PROBLEM REQUIREMENTS:
Extract every line where the string "sous" appears.

GIVEN INFORMATION:
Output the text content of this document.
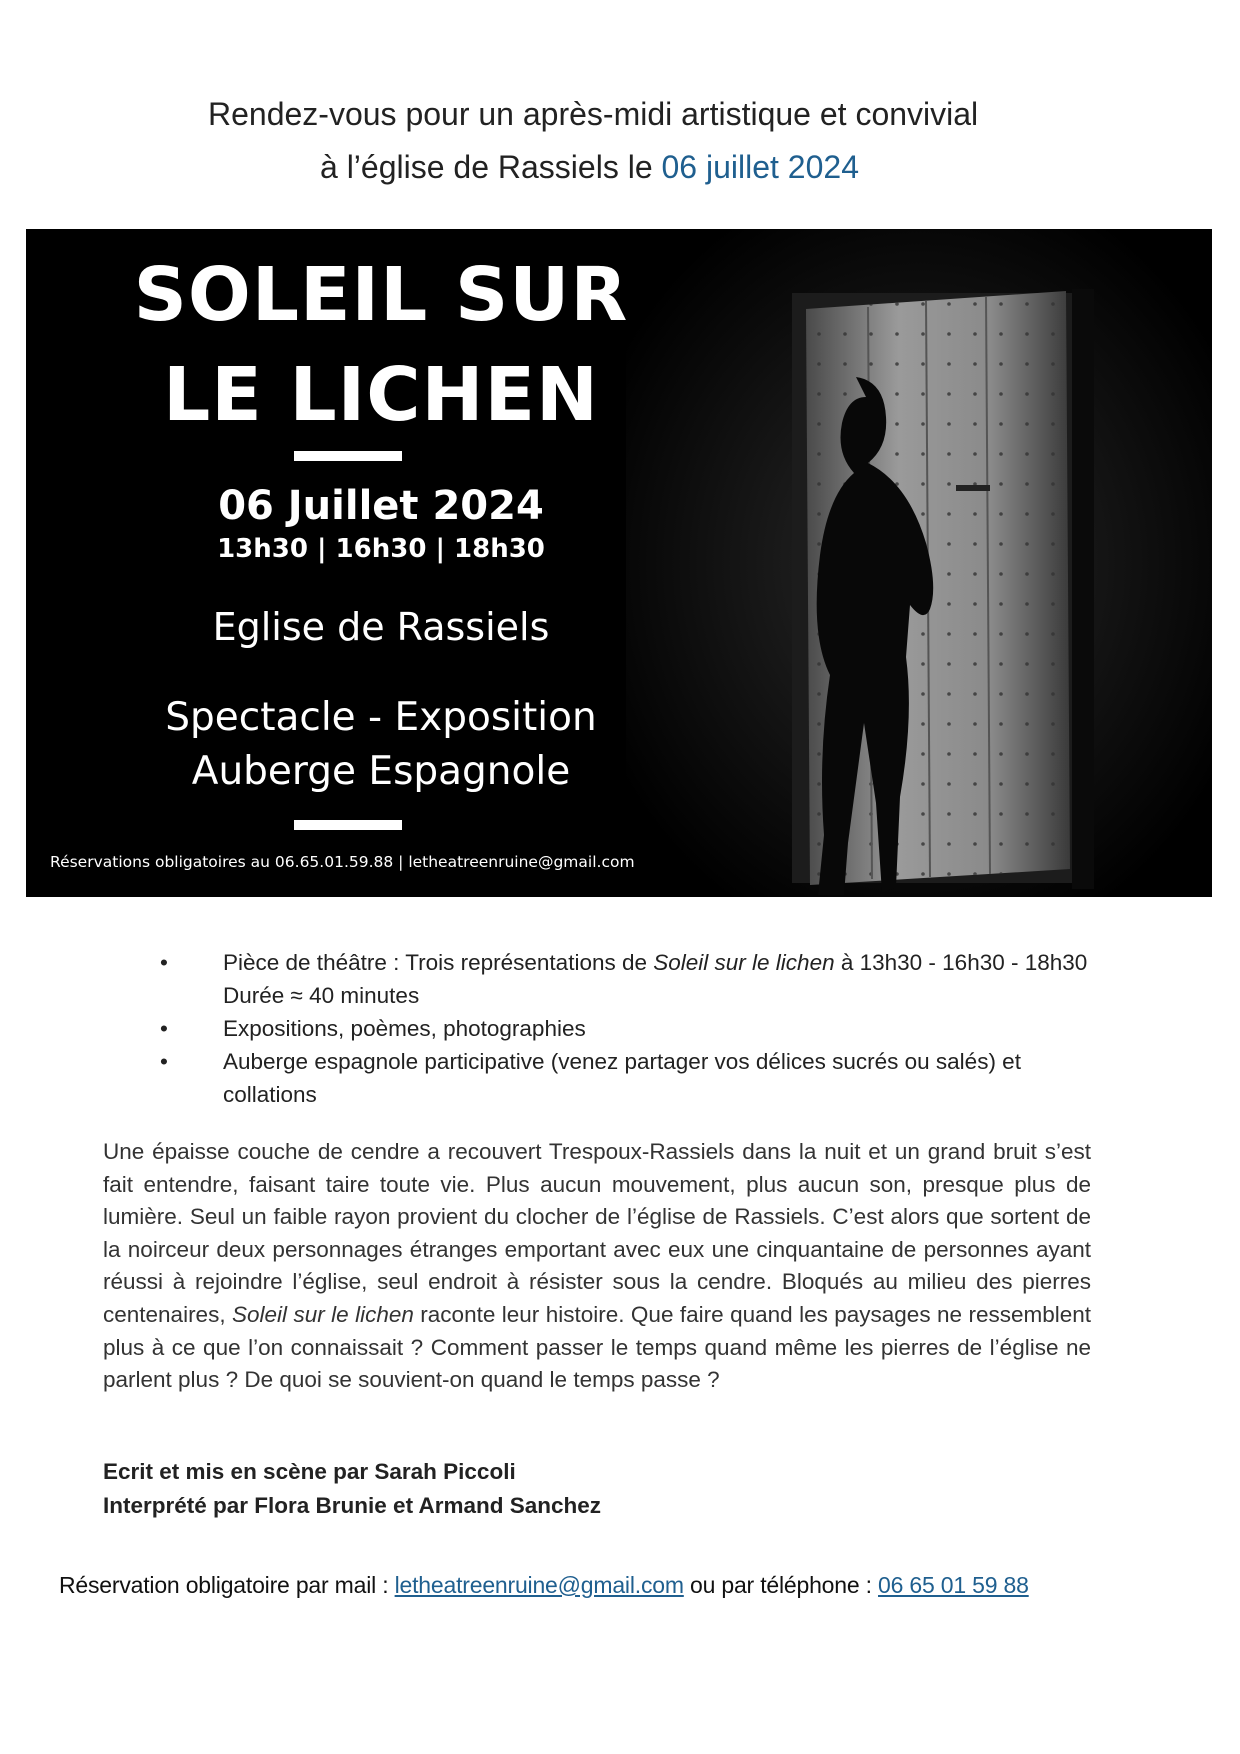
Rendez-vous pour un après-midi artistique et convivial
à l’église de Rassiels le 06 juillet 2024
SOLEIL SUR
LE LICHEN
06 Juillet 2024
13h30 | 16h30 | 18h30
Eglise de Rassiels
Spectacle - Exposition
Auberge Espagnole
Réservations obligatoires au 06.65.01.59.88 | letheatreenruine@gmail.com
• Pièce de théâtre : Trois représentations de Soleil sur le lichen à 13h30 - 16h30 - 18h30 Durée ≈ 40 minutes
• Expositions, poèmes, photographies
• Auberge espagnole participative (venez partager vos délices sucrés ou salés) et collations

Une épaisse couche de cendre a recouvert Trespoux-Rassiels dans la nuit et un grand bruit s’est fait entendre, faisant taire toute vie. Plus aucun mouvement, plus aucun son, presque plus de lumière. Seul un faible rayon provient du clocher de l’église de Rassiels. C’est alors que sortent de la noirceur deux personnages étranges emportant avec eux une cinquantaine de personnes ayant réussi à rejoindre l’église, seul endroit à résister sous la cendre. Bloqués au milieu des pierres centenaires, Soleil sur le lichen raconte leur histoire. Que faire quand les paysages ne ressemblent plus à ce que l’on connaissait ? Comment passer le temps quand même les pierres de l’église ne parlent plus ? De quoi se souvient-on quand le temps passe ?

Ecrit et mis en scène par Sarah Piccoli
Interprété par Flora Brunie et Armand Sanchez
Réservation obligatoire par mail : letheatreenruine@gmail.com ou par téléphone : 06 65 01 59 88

* * *

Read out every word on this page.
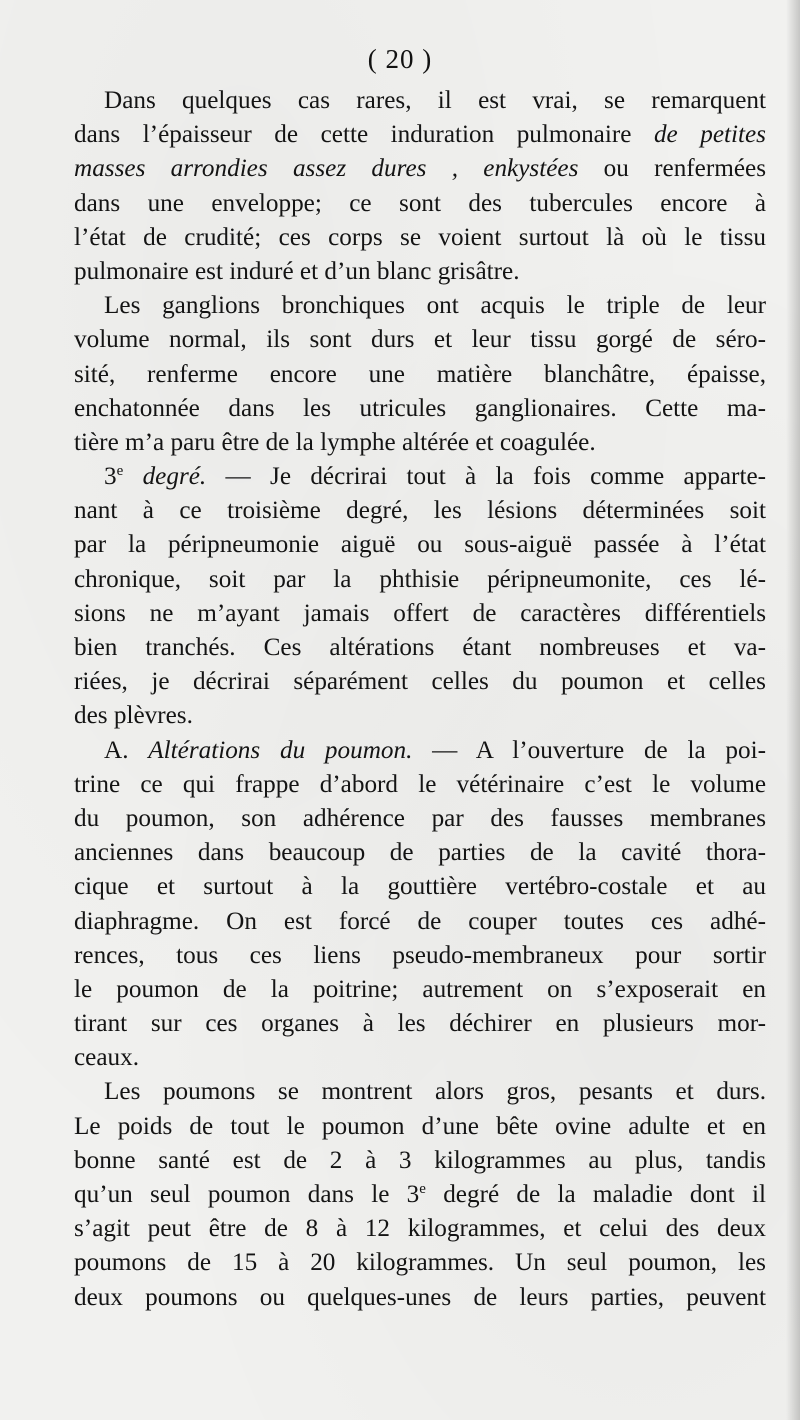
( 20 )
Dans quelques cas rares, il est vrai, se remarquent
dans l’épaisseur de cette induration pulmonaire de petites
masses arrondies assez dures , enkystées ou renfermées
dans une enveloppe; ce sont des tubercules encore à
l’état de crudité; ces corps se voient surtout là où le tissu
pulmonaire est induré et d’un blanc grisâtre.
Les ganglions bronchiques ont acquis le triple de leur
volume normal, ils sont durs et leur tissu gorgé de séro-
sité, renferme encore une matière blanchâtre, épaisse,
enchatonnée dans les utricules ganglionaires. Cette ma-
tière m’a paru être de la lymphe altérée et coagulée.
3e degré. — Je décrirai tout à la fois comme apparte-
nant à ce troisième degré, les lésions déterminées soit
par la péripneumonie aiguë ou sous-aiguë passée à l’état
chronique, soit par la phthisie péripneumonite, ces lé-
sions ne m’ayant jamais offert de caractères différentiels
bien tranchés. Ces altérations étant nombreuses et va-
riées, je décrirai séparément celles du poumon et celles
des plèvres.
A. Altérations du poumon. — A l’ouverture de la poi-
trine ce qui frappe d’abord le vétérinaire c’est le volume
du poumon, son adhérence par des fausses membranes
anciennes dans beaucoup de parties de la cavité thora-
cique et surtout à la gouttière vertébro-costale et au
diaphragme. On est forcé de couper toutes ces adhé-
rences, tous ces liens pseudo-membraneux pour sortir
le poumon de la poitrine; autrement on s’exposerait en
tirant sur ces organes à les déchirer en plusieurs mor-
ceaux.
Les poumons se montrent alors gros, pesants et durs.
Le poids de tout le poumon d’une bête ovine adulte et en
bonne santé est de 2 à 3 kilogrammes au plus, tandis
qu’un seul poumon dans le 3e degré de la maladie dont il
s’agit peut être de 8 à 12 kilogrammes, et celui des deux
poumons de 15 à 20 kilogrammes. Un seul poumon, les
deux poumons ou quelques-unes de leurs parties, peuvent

* * *

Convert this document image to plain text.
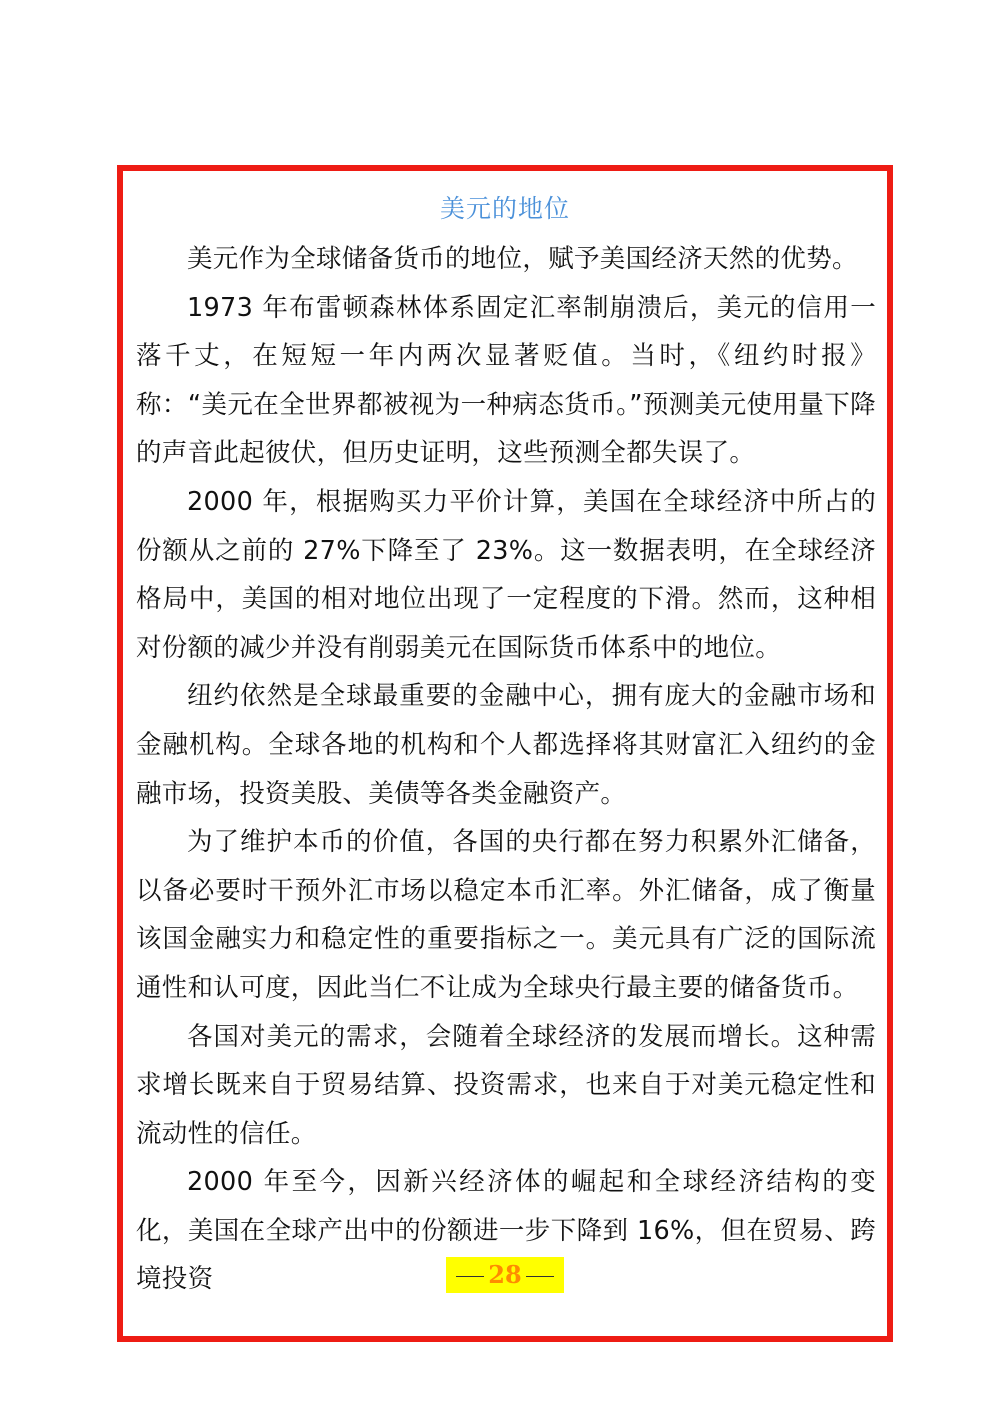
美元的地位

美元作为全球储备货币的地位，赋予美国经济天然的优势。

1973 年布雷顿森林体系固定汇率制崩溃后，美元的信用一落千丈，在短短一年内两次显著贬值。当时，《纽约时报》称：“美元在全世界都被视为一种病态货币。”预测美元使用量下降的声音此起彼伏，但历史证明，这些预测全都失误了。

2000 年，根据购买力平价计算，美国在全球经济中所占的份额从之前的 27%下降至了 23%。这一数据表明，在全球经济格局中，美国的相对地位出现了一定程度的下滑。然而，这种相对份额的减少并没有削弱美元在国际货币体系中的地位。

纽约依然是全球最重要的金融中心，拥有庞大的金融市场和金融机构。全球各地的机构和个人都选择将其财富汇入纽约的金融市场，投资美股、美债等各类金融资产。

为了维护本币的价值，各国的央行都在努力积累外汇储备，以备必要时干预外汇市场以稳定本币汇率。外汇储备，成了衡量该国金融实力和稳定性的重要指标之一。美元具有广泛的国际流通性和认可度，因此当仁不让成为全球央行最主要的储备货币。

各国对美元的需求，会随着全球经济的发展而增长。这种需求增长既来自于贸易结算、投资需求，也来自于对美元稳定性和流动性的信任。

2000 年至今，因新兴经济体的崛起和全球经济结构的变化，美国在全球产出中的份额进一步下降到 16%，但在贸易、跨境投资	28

EXERCISE OUTPUT:
Une épaisse couche de cendre a recouvert Trespoux-Rassiels dans la nuit et un grand bruit s’est fait entendre, faisant taire toute vie. Plus aucun mouvement, plus aucun son, presque plus de lumière. Seul un faible rayon provient du clocher de l’église de Rassiels. C’est alors que sortent de la noirceur deux personnages étranges emportant avec eux une cinquantaine de personnes ayant réussi à rejoindre l’église, seul endroit à résister sous la cendre. Bloqués au milieu des pierres centenaires, Soleil sur le lichen raconte leur histoire. Que faire quand les paysages ne ressemblent plus à ce que l’on connaissait ? Comment passer le temps quand même les pierres de l’église ne parlent plus ? De quoi se souvient-on quand le temps passe ?
par la péripneumonie aiguë ou sous-aiguë passée à l’état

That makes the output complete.